One figure is wanted here: how many lines in the entries hold the word "haemolytic".

Entries from a page text dataset:
▼
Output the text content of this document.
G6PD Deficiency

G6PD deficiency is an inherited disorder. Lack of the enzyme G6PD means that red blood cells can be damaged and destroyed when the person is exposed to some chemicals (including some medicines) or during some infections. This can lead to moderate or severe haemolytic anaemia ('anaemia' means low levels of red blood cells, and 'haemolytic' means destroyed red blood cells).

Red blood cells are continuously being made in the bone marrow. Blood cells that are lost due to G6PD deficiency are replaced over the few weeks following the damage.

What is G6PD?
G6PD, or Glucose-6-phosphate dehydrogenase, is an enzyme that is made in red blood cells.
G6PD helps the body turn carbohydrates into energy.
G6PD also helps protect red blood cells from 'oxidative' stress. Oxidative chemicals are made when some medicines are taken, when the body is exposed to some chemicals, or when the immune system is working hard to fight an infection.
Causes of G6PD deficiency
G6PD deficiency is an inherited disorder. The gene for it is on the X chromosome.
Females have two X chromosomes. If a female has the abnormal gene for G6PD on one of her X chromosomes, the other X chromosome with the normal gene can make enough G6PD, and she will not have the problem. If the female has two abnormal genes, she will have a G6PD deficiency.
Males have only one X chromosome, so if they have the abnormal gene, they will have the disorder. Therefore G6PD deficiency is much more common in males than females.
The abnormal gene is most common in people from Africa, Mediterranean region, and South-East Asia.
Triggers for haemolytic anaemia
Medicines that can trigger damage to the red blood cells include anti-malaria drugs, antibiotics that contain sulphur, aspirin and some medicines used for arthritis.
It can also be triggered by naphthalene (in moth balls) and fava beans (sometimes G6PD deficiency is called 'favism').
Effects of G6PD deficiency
▲
■ Response for this exercise
2